▶ [Activity]: Listed below are entries; give the number of lines among them that include "attack", and only that number.

▶ [Data listing]:
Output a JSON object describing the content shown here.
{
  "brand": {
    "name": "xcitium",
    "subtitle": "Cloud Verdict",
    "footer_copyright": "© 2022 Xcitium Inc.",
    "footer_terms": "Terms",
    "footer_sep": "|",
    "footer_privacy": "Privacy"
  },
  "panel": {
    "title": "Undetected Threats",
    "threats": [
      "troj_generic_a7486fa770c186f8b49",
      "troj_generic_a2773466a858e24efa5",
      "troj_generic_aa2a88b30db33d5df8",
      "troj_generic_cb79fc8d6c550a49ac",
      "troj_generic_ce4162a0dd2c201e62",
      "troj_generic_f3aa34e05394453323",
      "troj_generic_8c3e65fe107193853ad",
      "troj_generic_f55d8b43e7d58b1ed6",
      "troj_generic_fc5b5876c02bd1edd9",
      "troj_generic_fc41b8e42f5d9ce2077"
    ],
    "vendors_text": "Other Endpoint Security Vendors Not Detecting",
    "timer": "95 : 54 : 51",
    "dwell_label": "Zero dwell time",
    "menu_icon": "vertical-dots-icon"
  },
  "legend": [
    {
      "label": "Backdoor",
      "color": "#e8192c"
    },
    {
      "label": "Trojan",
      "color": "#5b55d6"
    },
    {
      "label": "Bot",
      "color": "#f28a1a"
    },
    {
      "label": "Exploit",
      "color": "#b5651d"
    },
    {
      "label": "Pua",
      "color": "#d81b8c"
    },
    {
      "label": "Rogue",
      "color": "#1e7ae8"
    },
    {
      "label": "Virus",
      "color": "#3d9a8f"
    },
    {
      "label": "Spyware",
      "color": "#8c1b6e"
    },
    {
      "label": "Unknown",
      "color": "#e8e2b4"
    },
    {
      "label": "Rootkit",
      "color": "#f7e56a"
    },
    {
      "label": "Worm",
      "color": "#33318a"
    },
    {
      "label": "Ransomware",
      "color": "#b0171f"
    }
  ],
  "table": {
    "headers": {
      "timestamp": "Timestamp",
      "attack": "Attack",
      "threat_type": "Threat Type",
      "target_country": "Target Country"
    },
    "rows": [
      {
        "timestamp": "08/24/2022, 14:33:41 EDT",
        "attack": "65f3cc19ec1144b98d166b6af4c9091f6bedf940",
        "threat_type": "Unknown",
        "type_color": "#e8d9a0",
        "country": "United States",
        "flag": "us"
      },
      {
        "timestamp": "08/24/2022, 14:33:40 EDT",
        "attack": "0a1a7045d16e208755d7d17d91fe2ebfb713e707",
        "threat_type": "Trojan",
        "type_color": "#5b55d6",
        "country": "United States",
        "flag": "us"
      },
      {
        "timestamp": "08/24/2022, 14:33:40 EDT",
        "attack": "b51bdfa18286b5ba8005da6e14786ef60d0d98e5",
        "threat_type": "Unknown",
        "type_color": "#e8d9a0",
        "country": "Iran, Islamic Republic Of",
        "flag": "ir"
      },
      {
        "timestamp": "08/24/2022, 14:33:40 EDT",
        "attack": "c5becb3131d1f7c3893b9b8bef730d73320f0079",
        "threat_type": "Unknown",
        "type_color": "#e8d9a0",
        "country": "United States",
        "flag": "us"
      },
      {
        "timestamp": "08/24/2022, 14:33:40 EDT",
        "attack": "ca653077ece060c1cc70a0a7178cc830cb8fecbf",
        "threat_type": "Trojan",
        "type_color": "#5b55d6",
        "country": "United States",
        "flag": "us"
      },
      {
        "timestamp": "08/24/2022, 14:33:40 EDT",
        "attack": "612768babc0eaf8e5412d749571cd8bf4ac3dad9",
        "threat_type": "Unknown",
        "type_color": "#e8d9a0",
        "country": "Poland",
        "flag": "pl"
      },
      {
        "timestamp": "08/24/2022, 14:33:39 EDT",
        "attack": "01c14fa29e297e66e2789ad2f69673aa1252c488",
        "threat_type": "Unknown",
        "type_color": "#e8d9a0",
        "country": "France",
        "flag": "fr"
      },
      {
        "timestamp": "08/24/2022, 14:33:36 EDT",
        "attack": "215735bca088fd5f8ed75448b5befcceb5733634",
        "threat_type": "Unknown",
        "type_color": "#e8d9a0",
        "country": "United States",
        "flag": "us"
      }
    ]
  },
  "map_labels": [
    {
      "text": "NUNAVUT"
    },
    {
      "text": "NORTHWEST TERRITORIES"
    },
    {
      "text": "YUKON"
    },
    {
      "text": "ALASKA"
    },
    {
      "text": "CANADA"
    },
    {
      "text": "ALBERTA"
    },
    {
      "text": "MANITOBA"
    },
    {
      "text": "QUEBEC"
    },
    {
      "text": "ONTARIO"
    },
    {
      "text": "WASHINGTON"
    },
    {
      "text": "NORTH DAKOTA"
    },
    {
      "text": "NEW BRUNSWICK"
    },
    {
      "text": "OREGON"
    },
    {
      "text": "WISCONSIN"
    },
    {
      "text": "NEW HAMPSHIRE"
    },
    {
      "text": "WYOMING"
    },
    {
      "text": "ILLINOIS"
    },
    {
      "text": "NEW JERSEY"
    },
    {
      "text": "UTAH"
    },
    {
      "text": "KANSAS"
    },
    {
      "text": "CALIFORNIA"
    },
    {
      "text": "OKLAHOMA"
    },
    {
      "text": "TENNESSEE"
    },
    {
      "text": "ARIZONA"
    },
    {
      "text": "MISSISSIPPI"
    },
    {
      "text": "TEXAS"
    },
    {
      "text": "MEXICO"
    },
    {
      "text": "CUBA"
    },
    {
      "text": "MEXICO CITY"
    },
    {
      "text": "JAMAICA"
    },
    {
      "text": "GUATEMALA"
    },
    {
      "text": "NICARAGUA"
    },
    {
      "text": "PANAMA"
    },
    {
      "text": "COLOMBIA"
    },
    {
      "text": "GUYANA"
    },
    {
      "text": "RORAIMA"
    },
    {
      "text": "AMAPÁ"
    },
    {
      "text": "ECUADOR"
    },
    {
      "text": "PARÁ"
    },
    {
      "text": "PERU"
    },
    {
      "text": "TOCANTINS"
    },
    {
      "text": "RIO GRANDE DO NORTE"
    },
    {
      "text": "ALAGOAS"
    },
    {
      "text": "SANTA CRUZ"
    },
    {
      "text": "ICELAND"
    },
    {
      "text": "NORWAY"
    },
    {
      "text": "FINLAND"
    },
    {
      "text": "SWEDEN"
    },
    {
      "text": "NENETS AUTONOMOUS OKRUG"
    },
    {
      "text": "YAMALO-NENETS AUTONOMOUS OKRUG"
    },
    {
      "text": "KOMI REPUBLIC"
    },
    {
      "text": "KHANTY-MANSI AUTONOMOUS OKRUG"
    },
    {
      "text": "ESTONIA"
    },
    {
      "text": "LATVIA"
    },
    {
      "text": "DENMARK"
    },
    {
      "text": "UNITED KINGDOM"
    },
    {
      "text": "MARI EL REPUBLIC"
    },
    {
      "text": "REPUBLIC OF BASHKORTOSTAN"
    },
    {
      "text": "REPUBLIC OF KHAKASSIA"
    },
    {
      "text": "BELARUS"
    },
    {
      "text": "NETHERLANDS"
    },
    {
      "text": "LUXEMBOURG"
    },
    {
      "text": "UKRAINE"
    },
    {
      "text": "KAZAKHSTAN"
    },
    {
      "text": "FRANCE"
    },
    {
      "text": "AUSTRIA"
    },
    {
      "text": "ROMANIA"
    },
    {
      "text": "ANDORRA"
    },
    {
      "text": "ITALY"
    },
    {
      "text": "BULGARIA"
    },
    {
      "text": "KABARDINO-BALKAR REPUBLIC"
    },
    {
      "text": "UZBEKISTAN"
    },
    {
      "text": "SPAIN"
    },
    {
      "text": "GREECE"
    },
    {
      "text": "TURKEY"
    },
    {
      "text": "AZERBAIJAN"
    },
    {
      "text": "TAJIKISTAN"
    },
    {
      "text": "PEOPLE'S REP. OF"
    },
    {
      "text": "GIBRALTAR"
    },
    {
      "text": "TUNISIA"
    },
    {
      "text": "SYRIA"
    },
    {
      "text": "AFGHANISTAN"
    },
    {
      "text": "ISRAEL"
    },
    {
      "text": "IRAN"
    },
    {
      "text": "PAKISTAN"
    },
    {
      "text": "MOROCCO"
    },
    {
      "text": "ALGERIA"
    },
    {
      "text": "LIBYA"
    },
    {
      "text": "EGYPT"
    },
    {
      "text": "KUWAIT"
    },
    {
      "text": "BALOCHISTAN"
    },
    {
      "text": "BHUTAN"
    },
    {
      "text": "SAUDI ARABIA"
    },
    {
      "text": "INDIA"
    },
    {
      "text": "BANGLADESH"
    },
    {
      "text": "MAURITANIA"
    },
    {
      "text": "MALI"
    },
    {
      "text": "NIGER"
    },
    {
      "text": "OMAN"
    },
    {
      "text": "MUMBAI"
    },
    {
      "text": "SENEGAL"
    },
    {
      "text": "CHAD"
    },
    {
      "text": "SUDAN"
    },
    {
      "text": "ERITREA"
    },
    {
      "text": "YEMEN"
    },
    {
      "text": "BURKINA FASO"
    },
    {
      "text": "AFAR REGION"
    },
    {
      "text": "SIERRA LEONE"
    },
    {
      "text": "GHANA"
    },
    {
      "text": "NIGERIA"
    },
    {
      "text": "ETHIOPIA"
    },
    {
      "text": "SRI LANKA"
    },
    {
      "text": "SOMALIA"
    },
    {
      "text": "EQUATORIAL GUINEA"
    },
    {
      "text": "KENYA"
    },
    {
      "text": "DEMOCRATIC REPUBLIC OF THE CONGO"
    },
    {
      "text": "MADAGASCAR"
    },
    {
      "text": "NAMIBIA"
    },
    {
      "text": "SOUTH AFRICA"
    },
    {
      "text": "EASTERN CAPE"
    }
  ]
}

▶ [Exercise output]: 9